* _Supplied information_
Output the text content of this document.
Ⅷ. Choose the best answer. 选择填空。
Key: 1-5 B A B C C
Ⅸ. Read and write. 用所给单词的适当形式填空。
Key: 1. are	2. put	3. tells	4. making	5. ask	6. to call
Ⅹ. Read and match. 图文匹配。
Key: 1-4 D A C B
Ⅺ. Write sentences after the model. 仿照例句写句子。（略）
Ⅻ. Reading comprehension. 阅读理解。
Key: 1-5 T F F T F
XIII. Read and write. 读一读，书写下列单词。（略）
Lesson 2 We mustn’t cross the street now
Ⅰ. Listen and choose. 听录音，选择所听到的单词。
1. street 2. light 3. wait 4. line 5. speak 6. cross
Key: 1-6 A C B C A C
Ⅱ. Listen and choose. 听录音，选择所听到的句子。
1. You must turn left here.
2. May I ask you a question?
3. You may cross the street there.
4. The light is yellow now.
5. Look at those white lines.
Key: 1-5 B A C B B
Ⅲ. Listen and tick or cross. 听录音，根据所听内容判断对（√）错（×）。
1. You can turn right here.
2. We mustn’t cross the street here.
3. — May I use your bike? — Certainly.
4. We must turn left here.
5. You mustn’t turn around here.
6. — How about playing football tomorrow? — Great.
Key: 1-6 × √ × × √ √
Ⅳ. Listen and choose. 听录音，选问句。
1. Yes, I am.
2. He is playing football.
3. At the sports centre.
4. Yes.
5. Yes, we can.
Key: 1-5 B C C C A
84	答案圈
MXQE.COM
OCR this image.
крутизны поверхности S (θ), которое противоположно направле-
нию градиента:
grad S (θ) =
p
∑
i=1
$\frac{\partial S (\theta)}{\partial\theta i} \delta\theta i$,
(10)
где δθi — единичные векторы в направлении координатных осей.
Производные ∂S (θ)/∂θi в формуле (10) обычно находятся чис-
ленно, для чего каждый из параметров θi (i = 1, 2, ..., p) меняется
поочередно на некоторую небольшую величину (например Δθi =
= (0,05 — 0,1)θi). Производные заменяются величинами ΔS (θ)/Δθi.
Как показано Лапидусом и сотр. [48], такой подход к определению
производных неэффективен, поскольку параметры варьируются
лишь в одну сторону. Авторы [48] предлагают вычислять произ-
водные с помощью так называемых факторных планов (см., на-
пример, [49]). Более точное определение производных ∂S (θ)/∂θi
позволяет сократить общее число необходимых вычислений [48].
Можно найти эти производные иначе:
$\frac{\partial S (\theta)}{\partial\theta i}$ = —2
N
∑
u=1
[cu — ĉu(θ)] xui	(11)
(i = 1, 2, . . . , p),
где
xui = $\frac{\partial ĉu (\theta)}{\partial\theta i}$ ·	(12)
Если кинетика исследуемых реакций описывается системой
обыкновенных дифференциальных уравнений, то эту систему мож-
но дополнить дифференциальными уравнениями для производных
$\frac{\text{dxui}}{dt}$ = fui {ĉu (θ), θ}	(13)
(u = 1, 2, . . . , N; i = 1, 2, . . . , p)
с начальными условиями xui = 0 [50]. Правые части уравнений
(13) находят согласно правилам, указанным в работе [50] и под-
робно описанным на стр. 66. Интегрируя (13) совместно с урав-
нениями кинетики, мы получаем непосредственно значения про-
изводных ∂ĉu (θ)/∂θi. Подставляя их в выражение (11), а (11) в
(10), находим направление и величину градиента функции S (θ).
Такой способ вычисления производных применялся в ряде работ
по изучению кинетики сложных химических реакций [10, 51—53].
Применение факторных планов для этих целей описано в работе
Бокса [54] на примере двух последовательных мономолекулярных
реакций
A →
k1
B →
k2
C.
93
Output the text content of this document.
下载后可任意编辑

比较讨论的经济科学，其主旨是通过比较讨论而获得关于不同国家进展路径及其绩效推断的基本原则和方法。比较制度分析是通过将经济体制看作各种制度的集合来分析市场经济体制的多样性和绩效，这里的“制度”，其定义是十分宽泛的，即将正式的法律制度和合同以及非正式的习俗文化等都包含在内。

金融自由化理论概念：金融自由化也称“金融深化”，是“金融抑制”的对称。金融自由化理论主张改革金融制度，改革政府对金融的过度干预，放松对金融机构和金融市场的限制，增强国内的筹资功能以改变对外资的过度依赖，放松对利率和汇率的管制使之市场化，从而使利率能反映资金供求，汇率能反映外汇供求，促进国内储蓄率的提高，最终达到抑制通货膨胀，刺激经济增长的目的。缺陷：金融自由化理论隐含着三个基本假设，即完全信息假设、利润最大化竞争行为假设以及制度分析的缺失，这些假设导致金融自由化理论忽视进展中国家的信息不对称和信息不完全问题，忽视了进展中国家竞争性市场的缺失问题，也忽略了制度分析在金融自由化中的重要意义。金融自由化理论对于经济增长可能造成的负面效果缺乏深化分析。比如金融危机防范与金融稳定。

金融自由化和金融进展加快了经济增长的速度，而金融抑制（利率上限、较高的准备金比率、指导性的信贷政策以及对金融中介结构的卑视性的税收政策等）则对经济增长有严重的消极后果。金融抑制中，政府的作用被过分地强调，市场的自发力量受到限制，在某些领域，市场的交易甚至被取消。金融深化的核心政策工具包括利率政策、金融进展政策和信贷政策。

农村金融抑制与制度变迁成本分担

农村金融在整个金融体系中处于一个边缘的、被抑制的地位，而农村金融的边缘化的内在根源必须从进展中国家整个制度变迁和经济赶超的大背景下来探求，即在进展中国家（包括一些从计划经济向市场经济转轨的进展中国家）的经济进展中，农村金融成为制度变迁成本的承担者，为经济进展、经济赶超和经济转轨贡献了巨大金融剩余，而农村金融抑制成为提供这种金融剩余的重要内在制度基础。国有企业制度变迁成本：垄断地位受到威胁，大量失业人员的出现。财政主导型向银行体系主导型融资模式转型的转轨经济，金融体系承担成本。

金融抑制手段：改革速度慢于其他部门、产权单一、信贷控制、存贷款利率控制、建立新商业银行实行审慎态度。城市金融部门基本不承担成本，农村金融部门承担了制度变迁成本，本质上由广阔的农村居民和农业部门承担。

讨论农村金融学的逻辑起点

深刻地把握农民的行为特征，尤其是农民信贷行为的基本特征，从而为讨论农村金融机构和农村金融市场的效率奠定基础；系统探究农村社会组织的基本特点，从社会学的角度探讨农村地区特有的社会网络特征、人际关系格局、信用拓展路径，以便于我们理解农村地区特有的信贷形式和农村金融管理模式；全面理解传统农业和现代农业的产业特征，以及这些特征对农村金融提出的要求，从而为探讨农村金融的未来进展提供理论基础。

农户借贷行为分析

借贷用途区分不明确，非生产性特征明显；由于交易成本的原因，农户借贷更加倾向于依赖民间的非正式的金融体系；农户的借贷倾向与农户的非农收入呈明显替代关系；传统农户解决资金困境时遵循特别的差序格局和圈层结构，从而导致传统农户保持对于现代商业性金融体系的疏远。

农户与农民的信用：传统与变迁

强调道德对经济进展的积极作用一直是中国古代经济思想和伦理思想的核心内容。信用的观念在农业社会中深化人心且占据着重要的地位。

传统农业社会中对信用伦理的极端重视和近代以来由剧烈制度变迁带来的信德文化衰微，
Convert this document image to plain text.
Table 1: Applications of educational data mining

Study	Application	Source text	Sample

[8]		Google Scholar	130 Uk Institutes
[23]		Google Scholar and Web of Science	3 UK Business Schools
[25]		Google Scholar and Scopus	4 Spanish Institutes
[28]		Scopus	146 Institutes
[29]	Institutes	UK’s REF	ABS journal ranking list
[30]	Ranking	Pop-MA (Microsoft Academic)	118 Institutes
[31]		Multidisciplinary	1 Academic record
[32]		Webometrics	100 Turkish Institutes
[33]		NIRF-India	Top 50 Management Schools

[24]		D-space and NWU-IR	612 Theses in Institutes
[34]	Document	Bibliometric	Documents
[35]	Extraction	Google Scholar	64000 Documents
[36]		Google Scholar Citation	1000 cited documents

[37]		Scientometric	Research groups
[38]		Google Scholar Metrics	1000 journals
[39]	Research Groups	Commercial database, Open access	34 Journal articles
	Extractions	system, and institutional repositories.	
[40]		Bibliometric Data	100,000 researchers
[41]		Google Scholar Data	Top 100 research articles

* _Stated exercise_
From the entries, copy out each line containing the word "Institutes".

* _Result for this exercise_
[8]		Google Scholar	130 Uk Institutes
[25]		Google Scholar and Scopus	4 Spanish Institutes
[28]		Scopus	146 Institutes
[29]	Institutes	UK’s REF	ABS journal ranking list
[30]	Ranking	Pop-MA (Microsoft Academic)	118 Institutes
[32]		Webometrics	100 Turkish Institutes
[24]		D-space and NWU-IR	612 Theses in Institutes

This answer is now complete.